= PROBLEM =
Find the word "Control" in the data. Return every line where it appears.

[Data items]
>> Begin

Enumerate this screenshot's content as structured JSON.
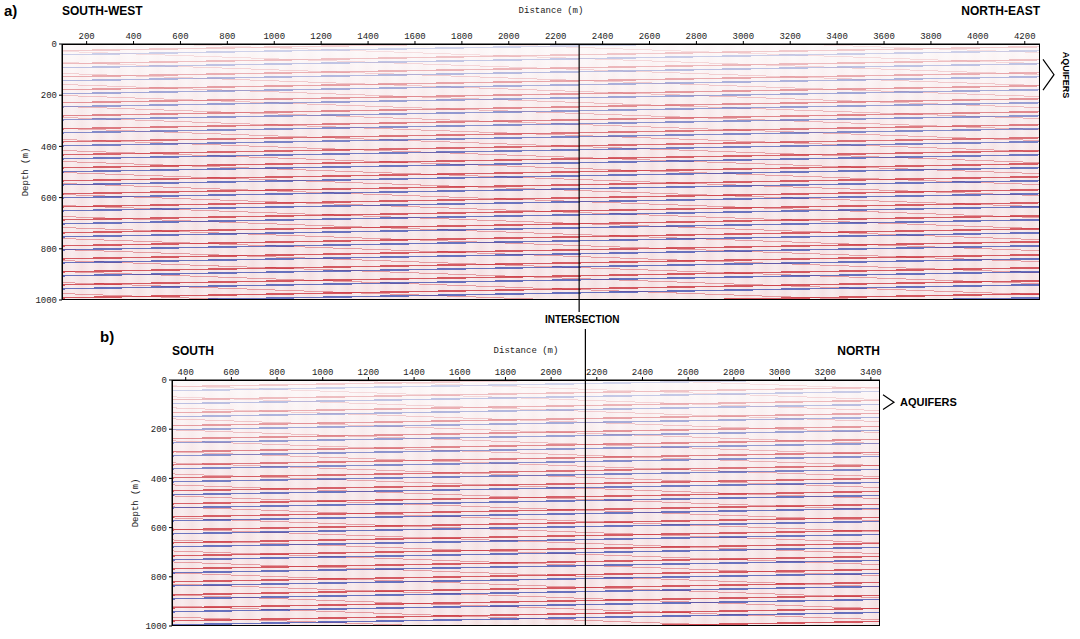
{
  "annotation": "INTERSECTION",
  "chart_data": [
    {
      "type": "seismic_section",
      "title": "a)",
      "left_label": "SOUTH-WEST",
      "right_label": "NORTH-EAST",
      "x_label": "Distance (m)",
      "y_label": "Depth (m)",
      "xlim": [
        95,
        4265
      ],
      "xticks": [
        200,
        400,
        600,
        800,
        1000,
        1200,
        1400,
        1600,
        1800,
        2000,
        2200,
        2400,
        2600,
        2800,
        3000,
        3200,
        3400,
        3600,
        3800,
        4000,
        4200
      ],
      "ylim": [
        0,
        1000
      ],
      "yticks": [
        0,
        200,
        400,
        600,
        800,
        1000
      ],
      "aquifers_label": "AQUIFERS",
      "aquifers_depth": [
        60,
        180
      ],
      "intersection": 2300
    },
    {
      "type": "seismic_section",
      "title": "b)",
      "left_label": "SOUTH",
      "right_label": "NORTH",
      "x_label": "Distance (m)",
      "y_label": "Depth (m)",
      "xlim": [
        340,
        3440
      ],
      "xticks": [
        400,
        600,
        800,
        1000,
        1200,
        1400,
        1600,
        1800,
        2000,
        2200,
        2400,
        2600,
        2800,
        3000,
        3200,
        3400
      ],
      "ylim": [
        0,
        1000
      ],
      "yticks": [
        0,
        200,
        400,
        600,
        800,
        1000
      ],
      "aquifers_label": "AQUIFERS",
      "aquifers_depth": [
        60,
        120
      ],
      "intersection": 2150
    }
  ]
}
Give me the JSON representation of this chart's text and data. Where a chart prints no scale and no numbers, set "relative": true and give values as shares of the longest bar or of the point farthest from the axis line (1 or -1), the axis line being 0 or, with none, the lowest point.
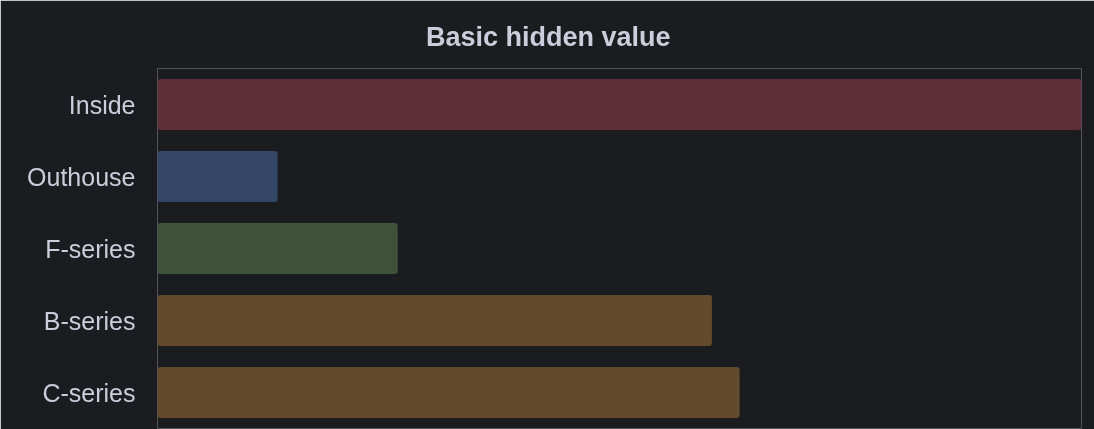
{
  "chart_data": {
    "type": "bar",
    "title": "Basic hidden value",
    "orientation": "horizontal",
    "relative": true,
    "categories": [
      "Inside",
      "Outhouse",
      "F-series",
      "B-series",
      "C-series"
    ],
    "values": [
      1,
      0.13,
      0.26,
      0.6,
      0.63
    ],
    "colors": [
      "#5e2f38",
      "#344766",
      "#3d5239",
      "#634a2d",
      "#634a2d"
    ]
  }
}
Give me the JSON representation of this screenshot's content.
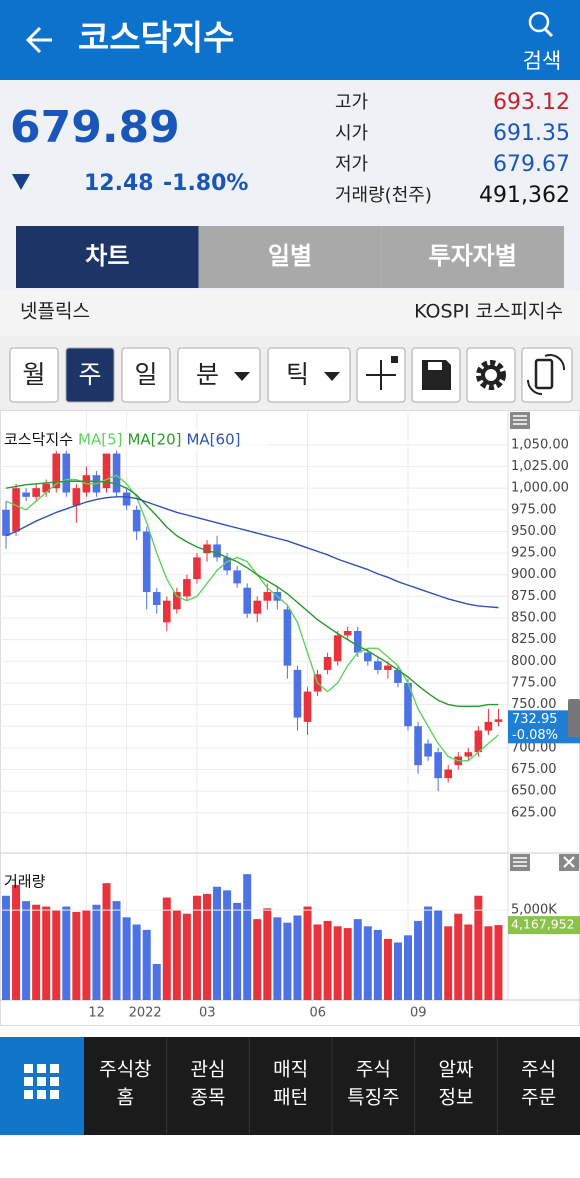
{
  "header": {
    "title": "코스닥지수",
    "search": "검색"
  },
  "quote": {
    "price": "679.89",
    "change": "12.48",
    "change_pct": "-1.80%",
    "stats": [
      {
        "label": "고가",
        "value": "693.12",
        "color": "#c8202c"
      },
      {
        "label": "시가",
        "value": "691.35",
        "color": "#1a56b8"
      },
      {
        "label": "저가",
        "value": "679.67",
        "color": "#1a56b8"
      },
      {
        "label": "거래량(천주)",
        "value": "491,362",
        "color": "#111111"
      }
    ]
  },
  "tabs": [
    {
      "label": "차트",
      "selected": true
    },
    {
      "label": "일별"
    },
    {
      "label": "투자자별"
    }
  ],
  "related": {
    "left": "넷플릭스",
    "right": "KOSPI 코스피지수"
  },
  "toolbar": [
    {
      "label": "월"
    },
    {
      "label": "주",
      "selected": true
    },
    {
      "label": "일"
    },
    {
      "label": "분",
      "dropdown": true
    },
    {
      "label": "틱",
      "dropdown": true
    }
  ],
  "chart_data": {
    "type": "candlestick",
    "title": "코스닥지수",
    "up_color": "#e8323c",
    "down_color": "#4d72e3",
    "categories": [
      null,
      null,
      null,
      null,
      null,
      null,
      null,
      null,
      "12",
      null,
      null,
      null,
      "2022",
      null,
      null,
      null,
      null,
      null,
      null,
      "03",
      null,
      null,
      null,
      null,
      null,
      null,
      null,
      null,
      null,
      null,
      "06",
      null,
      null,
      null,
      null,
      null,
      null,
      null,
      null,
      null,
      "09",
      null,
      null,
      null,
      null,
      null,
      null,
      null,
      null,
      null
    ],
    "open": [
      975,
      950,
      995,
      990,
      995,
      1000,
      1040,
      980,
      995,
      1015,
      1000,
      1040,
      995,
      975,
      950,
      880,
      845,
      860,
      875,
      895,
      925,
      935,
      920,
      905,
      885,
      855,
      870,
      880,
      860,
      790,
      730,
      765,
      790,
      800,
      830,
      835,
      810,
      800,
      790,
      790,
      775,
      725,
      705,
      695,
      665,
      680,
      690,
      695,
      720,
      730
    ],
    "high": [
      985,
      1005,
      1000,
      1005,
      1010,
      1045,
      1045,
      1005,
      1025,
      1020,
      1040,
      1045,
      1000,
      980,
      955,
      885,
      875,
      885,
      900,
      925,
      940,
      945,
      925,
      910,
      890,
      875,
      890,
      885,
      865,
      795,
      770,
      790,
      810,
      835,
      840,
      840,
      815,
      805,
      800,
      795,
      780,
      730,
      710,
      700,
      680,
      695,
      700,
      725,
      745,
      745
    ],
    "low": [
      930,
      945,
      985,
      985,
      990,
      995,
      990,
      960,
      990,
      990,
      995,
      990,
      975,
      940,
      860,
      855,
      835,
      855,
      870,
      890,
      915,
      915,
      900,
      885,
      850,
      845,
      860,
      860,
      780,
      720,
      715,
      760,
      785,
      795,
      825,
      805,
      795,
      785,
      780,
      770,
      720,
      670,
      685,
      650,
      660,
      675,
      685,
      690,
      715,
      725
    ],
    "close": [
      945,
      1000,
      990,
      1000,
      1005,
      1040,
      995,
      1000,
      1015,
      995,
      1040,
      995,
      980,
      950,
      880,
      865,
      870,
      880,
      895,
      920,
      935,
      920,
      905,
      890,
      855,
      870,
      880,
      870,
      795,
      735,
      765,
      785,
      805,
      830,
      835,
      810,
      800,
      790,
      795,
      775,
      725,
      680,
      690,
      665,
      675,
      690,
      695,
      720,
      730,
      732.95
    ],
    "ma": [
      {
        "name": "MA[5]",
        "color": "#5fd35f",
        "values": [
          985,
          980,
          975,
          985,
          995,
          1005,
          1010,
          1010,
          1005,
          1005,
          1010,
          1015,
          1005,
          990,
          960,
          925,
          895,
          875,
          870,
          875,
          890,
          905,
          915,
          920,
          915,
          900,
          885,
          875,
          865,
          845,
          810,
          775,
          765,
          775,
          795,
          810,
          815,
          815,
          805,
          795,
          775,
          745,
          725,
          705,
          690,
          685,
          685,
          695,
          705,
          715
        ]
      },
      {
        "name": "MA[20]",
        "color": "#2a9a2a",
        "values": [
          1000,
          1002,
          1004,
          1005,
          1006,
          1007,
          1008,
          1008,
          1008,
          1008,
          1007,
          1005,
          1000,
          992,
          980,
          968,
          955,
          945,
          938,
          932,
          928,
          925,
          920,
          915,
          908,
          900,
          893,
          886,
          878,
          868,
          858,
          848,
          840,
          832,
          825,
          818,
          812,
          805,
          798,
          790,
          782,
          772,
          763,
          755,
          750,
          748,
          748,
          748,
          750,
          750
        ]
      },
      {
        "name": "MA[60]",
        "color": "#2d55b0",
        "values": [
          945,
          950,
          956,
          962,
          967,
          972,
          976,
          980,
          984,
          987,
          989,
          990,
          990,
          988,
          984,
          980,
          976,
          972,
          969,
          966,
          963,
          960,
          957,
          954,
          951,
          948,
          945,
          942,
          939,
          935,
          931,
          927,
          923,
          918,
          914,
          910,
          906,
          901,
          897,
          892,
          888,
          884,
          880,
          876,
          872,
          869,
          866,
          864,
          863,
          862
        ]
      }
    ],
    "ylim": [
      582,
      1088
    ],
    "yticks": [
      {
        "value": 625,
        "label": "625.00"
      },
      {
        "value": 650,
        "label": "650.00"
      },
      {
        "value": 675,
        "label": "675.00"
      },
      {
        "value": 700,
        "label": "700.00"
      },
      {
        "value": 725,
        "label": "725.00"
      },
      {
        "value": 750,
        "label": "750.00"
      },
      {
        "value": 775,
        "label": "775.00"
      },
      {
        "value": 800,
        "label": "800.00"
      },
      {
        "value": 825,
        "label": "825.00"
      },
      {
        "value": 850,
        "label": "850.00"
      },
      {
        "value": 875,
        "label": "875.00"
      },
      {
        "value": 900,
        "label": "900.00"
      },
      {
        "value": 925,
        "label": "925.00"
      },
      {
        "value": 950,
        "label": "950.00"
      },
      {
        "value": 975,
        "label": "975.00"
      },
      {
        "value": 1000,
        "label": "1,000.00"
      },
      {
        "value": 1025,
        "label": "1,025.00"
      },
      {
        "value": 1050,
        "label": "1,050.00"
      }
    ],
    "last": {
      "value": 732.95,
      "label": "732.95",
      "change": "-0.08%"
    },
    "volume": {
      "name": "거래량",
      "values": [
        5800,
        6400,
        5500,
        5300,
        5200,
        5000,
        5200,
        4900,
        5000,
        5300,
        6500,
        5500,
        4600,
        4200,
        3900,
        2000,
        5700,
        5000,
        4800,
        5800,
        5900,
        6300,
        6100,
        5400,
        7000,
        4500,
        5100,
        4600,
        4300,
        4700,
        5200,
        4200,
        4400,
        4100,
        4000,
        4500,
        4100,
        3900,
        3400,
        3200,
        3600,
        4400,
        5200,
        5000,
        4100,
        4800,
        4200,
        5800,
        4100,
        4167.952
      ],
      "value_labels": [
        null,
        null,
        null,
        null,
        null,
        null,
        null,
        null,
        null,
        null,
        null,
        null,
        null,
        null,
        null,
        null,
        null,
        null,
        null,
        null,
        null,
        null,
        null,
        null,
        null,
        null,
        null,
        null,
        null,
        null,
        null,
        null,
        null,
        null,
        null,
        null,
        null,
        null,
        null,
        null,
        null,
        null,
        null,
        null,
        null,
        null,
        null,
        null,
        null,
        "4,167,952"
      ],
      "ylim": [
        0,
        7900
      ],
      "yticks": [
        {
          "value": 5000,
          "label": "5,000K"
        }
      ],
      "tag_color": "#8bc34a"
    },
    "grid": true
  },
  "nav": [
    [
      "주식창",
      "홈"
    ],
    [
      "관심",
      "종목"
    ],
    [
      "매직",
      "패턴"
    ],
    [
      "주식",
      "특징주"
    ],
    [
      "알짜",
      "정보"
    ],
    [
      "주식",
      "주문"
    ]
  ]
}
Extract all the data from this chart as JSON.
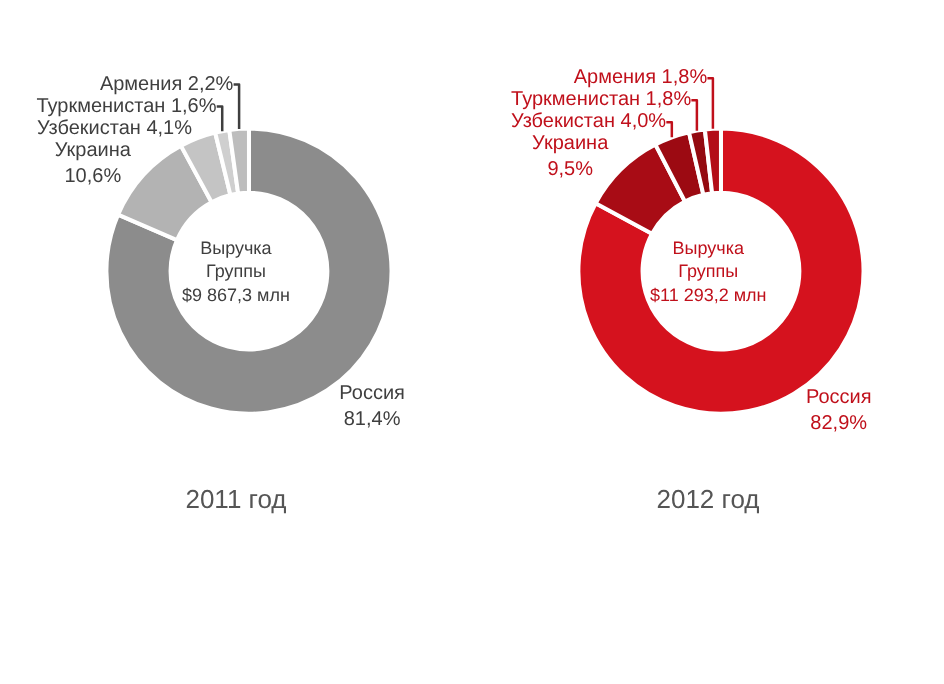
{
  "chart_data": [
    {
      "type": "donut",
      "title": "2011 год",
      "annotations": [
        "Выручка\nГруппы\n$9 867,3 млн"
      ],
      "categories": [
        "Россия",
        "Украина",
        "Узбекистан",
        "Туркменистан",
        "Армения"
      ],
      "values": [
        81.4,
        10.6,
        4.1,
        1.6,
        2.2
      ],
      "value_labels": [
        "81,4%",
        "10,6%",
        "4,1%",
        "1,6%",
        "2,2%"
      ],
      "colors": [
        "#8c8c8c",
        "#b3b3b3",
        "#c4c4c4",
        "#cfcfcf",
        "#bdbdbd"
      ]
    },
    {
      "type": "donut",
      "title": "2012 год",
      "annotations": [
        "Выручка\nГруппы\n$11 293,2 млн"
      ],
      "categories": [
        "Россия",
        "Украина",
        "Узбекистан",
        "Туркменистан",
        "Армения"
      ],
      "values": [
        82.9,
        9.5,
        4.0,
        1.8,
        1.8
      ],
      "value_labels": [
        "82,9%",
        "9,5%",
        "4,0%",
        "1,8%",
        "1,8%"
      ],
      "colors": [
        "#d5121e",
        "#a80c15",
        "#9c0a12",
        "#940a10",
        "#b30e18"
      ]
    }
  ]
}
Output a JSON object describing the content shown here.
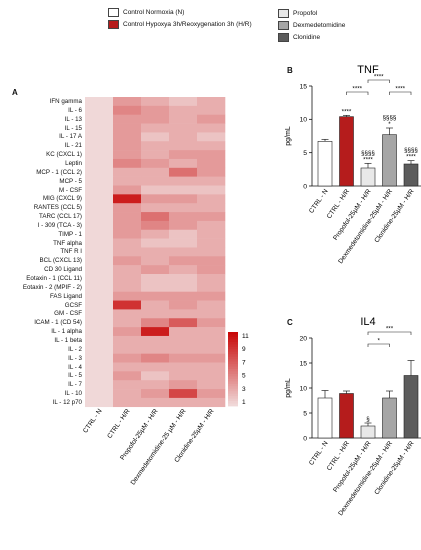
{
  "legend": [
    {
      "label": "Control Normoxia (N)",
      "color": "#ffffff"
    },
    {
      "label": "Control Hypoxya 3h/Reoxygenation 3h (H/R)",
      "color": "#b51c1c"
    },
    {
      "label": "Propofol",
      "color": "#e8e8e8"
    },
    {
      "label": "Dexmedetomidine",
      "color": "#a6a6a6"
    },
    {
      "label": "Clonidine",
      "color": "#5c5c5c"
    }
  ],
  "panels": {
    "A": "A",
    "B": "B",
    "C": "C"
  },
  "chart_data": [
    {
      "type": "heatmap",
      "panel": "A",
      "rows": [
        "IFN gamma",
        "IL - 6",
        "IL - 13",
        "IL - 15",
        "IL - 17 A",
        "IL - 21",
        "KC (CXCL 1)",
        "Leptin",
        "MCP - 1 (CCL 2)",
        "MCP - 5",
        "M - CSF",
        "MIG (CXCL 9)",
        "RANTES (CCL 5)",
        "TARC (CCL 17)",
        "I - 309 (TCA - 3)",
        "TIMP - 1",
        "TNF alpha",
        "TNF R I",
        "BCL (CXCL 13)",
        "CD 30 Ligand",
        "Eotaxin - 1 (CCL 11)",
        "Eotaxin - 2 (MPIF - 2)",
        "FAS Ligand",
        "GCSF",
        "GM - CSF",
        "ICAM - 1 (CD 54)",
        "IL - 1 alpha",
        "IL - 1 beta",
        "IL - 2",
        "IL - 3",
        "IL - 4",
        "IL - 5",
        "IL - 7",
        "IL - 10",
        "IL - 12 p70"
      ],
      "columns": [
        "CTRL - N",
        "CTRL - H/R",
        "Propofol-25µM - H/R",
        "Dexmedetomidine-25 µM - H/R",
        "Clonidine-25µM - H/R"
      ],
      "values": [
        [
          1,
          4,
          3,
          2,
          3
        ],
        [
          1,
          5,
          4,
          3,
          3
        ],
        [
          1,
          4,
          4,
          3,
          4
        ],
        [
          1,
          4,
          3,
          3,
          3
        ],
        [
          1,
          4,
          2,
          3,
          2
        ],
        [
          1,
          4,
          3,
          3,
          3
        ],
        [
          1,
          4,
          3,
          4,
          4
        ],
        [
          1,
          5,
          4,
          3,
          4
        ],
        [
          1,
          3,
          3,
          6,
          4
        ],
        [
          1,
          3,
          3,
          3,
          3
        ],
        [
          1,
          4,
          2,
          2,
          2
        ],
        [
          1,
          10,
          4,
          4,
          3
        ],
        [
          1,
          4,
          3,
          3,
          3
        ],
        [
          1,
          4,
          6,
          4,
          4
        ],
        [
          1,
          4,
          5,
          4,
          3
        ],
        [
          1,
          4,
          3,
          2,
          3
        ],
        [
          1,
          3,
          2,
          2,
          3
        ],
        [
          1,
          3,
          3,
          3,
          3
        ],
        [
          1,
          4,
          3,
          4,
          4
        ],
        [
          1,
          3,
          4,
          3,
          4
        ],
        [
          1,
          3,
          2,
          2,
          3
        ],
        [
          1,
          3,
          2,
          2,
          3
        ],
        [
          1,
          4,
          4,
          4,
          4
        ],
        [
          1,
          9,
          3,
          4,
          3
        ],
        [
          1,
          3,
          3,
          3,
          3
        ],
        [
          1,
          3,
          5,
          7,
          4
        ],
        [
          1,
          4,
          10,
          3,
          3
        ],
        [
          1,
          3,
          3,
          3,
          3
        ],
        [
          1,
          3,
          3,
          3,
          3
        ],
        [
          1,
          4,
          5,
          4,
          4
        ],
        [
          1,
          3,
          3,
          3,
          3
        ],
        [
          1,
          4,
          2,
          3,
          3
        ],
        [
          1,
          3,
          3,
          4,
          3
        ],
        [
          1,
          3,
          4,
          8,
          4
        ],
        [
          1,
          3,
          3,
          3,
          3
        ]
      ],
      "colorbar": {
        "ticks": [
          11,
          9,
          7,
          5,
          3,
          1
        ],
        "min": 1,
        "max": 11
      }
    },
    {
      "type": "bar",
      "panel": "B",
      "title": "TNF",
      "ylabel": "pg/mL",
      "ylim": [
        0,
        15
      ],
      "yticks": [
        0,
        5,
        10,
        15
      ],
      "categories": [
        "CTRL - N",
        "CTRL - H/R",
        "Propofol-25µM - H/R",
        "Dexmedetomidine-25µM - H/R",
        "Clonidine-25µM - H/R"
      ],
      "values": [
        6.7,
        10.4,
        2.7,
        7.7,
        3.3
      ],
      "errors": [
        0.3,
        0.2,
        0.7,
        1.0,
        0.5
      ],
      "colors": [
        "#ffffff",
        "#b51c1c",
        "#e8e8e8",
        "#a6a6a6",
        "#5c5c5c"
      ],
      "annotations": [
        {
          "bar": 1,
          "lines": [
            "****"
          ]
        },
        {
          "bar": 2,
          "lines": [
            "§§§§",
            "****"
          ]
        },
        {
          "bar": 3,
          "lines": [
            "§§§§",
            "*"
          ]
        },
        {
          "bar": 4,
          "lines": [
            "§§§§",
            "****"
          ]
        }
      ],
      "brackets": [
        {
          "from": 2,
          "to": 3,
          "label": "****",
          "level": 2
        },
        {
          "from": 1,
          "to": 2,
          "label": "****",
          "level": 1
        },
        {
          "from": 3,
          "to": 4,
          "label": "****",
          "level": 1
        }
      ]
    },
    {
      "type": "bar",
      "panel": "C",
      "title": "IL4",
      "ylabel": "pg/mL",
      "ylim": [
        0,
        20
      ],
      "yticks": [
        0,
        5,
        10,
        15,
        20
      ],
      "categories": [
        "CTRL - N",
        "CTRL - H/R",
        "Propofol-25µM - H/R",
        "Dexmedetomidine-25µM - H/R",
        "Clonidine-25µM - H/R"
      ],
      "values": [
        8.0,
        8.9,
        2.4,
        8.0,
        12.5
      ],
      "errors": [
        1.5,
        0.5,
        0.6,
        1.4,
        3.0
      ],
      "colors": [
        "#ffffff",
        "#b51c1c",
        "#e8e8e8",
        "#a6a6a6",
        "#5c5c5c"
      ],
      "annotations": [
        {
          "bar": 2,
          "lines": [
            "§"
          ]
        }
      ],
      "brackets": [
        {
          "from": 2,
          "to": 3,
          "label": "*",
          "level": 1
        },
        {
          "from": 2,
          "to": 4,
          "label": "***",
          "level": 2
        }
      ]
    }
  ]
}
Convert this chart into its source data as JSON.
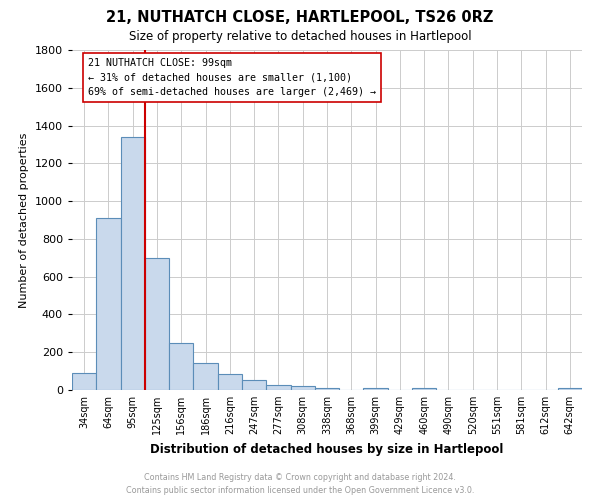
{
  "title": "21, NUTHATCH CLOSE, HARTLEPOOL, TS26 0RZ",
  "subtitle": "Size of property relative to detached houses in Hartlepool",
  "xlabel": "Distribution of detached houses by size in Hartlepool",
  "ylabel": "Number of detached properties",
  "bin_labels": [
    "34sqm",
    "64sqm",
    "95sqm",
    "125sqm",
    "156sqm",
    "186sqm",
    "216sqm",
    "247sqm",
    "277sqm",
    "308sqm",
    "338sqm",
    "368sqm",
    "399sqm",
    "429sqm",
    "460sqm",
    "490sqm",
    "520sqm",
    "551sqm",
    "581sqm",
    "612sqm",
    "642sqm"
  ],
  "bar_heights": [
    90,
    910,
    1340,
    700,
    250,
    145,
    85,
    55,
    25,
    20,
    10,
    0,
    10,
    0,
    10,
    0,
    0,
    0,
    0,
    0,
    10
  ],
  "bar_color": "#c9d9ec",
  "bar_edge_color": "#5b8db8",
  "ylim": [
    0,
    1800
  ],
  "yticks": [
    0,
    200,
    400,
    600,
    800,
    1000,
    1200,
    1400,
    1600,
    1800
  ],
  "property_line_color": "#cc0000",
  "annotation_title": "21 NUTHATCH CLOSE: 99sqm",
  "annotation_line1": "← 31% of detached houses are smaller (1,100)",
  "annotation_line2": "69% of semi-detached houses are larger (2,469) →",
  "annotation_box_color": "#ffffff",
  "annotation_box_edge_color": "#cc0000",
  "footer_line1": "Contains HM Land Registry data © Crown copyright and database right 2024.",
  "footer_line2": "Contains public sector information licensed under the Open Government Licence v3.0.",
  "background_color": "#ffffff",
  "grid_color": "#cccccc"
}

>> End

= OUTPUT OF THE EXERCISE =
      "label": "Control Normoxia (N)",
      "label": "Control Hypoxya 3h/Reoxygenation 3h (H/R)",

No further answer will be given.